■ What you should do ■
Collect every line that includes the string "name".

■ Data supplied ■
====

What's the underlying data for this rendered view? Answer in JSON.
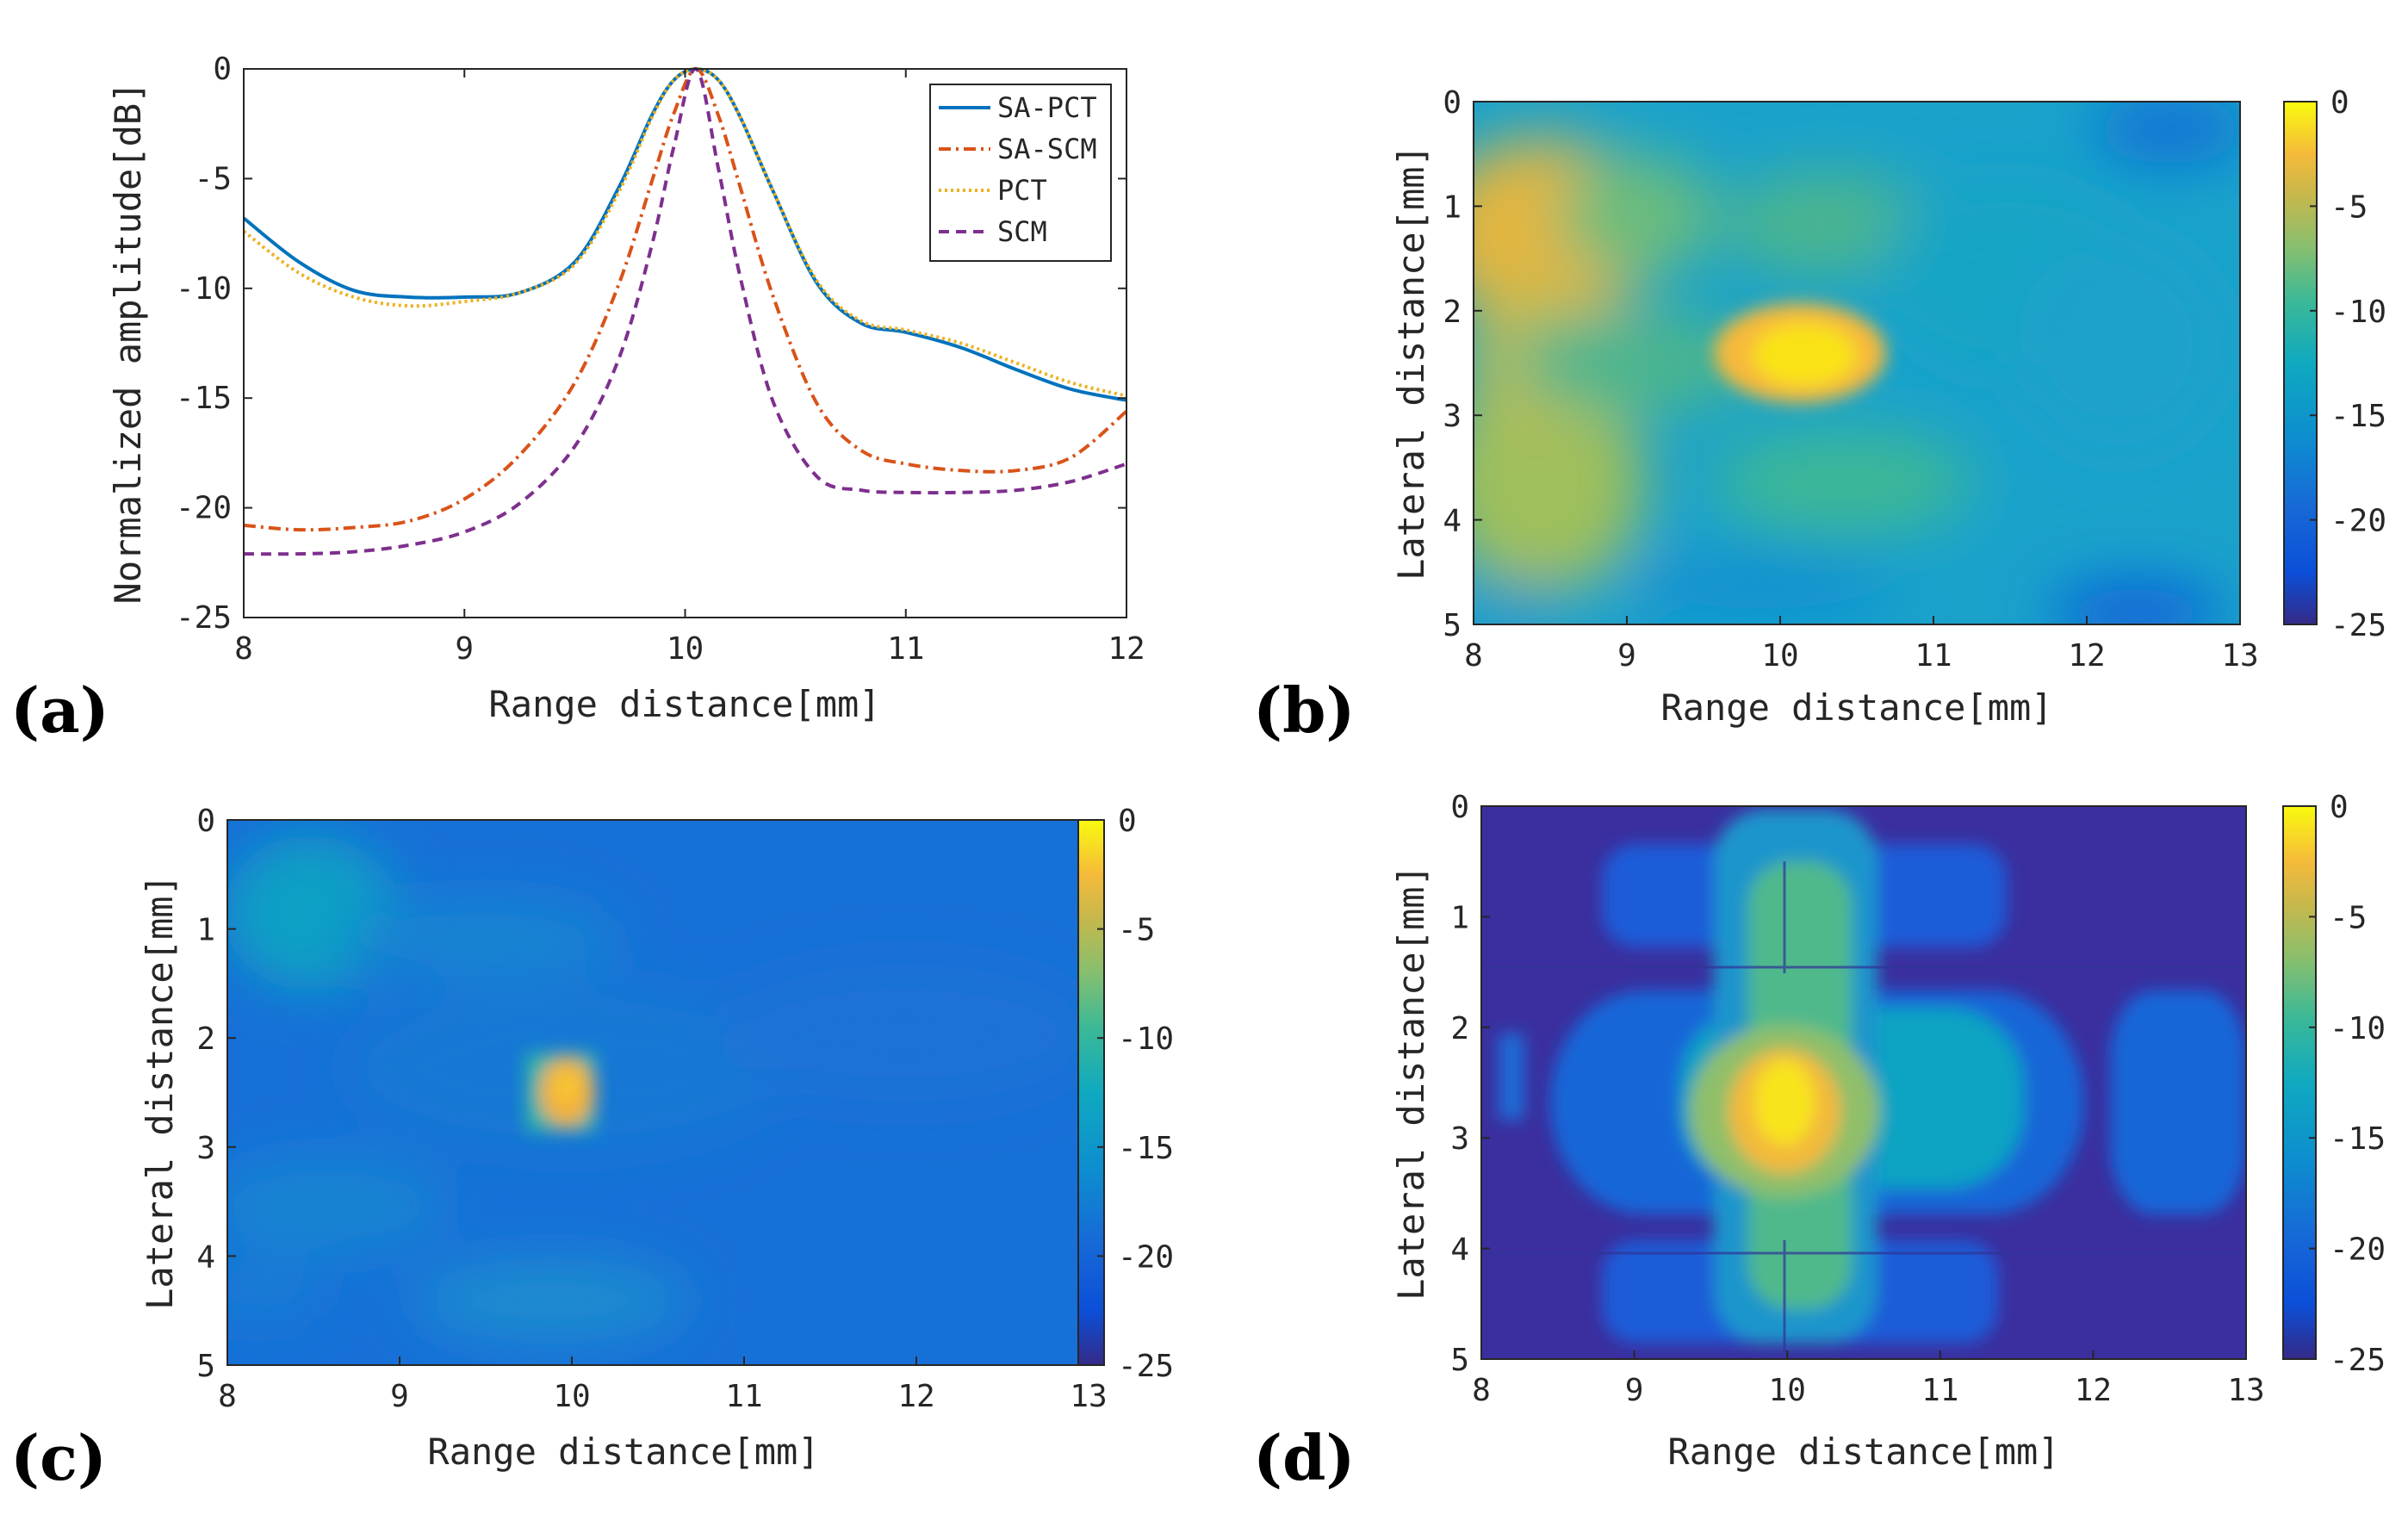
{
  "panel_labels": [
    "(a)",
    "(b)",
    "(c)",
    "(d)"
  ],
  "colors": {
    "sa_pct": "#0072bd",
    "sa_scm": "#d95319",
    "pct": "#edb120",
    "scm": "#7e2f8e",
    "axes": "#262626",
    "frame": "#a6a6a6"
  },
  "chart_data": [
    {
      "id": "a",
      "type": "line",
      "title": "",
      "xlabel": "Range distance[mm]",
      "ylabel": "Normalized amplitude[dB]",
      "xlim": [
        8,
        12
      ],
      "ylim": [
        -25,
        0
      ],
      "xticks": [
        "8",
        "9",
        "10",
        "11",
        "12"
      ],
      "yticks": [
        "0",
        "-5",
        "-10",
        "-15",
        "-20",
        "-25"
      ],
      "legend_position": "top-right",
      "x": [
        8.0,
        8.25,
        8.5,
        8.75,
        9.0,
        9.25,
        9.5,
        9.7,
        9.85,
        9.95,
        10.05,
        10.15,
        10.25,
        10.4,
        10.6,
        10.8,
        11.0,
        11.25,
        11.5,
        11.75,
        12.0
      ],
      "series": [
        {
          "name": "SA-PCT",
          "style": "solid",
          "values": [
            -6.8,
            -8.8,
            -10.1,
            -10.4,
            -10.4,
            -10.2,
            -8.8,
            -5.4,
            -2.1,
            -0.5,
            0.0,
            -0.5,
            -2.2,
            -5.6,
            -9.8,
            -11.6,
            -12.0,
            -12.7,
            -13.7,
            -14.6,
            -15.1
          ]
        },
        {
          "name": "SA-SCM",
          "style": "dashdot",
          "values": [
            -20.8,
            -21.0,
            -20.9,
            -20.6,
            -19.6,
            -17.6,
            -14.3,
            -9.8,
            -5.1,
            -2.0,
            0.0,
            -2.1,
            -5.4,
            -10.4,
            -15.3,
            -17.4,
            -18.0,
            -18.3,
            -18.3,
            -17.7,
            -15.6
          ]
        },
        {
          "name": "PCT",
          "style": "dotted",
          "values": [
            -7.4,
            -9.3,
            -10.4,
            -10.8,
            -10.6,
            -10.2,
            -8.9,
            -5.6,
            -2.2,
            -0.5,
            0.0,
            -0.5,
            -2.2,
            -5.6,
            -9.7,
            -11.5,
            -11.9,
            -12.5,
            -13.4,
            -14.3,
            -14.9
          ]
        },
        {
          "name": "SCM",
          "style": "dashed",
          "values": [
            -22.1,
            -22.1,
            -22.0,
            -21.7,
            -21.1,
            -19.8,
            -17.2,
            -13.2,
            -8.0,
            -3.5,
            0.0,
            -4.5,
            -9.5,
            -15.2,
            -18.6,
            -19.2,
            -19.3,
            -19.3,
            -19.2,
            -18.8,
            -18.0
          ]
        }
      ]
    },
    {
      "id": "b",
      "type": "heatmap",
      "xlabel": "Range distance[mm]",
      "ylabel": "Lateral distance[mm]",
      "xlim": [
        8,
        13
      ],
      "ylim": [
        0,
        5
      ],
      "xticks": [
        "8",
        "9",
        "10",
        "11",
        "12",
        "13"
      ],
      "yticks": [
        "0",
        "1",
        "2",
        "3",
        "4",
        "5"
      ],
      "colorbar": {
        "range": [
          -25,
          0
        ],
        "ticks": [
          "0",
          "-5",
          "-10",
          "-15",
          "-20",
          "-25"
        ]
      },
      "peak": {
        "x": 10.1,
        "y": 2.5,
        "value": 0
      },
      "background_db": -15
    },
    {
      "id": "c",
      "type": "heatmap",
      "xlabel": "Range distance[mm]",
      "ylabel": "Lateral distance[mm]",
      "xlim": [
        8,
        13
      ],
      "ylim": [
        0,
        5
      ],
      "xticks": [
        "8",
        "9",
        "10",
        "11",
        "12",
        "13"
      ],
      "yticks": [
        "0",
        "1",
        "2",
        "3",
        "4",
        "5"
      ],
      "colorbar": {
        "range": [
          -25,
          0
        ],
        "ticks": [
          "0",
          "-5",
          "-10",
          "-15",
          "-20",
          "-25"
        ]
      },
      "peak": {
        "x": 10.1,
        "y": 2.5,
        "value": -2
      },
      "background_db": -19
    },
    {
      "id": "d",
      "type": "heatmap",
      "xlabel": "Range distance[mm]",
      "ylabel": "Lateral distance[mm]",
      "xlim": [
        8,
        13
      ],
      "ylim": [
        0,
        5
      ],
      "xticks": [
        "8",
        "9",
        "10",
        "11",
        "12",
        "13"
      ],
      "yticks": [
        "0",
        "1",
        "2",
        "3",
        "4",
        "5"
      ],
      "colorbar": {
        "range": [
          -25,
          0
        ],
        "ticks": [
          "0",
          "-5",
          "-10",
          "-15",
          "-20",
          "-25"
        ]
      },
      "peak": {
        "x": 10.05,
        "y": 2.5,
        "value": 0
      },
      "background_db": -24
    }
  ]
}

====

■ Reply ■
          "name": "SA-PCT",
          "name": "SA-SCM",
          "name": "PCT",
          "name": "SCM",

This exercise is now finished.